● **WRITTEN INSTRUCTION**:
Go through the entries below and collect each line with the string "punto" in it.
___
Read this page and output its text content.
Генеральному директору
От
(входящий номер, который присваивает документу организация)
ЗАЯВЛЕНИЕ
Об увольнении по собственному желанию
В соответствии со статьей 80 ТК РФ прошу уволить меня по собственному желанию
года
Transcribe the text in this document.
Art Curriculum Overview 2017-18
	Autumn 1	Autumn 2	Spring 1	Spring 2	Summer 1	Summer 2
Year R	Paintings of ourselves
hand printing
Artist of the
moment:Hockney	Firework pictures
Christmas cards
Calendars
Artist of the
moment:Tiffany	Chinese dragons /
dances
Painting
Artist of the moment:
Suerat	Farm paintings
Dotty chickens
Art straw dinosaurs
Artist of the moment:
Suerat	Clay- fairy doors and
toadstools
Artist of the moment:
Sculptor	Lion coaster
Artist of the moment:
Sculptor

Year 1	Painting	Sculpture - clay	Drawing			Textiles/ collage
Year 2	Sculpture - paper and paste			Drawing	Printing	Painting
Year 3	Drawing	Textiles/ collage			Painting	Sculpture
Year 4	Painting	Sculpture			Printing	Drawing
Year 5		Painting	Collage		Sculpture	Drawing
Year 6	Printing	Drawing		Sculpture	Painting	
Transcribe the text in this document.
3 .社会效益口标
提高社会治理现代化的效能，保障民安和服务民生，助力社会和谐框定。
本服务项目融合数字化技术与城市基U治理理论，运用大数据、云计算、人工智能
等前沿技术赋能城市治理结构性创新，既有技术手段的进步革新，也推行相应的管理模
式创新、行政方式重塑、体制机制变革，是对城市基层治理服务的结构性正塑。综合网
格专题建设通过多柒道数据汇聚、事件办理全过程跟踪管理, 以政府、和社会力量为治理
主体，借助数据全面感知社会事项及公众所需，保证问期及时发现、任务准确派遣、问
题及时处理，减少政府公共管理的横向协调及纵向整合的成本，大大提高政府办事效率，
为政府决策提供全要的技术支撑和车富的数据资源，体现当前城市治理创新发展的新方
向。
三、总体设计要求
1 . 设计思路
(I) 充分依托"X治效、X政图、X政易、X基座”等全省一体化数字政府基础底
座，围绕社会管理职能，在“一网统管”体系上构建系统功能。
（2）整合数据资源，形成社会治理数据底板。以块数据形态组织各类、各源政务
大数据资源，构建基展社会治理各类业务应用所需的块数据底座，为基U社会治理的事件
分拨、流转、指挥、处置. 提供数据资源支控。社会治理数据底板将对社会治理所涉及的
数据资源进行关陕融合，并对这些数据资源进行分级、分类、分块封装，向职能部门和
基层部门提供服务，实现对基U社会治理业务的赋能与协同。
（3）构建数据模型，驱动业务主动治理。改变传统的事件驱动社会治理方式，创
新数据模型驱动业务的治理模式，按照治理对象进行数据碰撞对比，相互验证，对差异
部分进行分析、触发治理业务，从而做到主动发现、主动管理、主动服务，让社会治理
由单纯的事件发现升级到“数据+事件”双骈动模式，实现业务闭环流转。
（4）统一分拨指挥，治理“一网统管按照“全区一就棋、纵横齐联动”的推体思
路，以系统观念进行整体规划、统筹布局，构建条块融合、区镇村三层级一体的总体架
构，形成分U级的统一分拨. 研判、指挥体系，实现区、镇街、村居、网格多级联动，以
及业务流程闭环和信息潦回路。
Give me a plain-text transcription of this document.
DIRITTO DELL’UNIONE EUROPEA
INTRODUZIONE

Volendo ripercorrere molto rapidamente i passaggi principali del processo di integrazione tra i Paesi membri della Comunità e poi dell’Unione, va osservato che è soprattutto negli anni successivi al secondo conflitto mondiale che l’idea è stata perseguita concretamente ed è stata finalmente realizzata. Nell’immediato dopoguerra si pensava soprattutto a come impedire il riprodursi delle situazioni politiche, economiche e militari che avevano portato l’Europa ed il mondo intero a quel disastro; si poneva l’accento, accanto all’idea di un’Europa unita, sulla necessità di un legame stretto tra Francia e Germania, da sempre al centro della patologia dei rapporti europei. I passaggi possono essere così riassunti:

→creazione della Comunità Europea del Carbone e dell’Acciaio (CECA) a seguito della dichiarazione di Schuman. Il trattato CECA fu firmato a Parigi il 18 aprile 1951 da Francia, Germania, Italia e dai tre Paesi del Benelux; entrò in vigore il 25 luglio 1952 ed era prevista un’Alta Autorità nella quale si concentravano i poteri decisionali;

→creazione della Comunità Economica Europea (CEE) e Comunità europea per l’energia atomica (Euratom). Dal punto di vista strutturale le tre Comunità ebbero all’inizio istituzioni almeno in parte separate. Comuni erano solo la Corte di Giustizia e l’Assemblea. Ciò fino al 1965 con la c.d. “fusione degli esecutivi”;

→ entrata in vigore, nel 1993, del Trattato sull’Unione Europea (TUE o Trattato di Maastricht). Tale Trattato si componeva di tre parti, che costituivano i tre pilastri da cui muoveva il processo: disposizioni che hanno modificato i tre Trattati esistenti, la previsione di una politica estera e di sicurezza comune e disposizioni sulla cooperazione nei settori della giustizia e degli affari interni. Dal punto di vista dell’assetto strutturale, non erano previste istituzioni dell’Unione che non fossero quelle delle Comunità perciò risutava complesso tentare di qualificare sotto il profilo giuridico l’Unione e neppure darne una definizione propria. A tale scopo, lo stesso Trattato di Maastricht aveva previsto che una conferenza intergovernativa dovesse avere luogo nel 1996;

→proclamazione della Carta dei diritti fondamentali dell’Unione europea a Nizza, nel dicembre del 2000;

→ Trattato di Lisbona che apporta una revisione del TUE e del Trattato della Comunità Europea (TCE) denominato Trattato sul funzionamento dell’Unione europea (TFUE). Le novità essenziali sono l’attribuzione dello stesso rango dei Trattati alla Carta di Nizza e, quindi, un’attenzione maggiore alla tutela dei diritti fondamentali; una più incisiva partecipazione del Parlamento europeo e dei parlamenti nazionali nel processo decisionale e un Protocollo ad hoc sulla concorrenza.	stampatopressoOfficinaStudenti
___
● **ANSWER TO THIS TASK**:
→creazione della Comunità Economica Europea (CEE) e Comunità europea per l’energia atomica (Euratom). Dal punto di vista strutturale le tre Comunità ebbero all’inizio istituzioni almeno in parte separate. Comuni erano solo la Corte di Giustizia e l’Assemblea. Ciò fino al 1965 con la c.d. “fusione degli esecutivi”;
→ entrata in vigore, nel 1993, del Trattato sull’Unione Europea (TUE o Trattato di Maastricht). Tale Trattato si componeva di tre parti, che costituivano i tre pilastri da cui muoveva il processo: disposizioni che hanno modificato i tre Trattati esistenti, la previsione di una politica estera e di sicurezza comune e disposizioni sulla cooperazione nei settori della giustizia e degli affari interni. Dal punto di vista dell’assetto strutturale, non erano previste istituzioni dell’Unione che non fossero quelle delle Comunità perciò risutava complesso tentare di qualificare sotto il profilo giuridico l’Unione e neppure darne una definizione propria. A tale scopo, lo stesso Trattato di Maastricht aveva previsto che una conferenza intergovernativa dovesse avere luogo nel 1996;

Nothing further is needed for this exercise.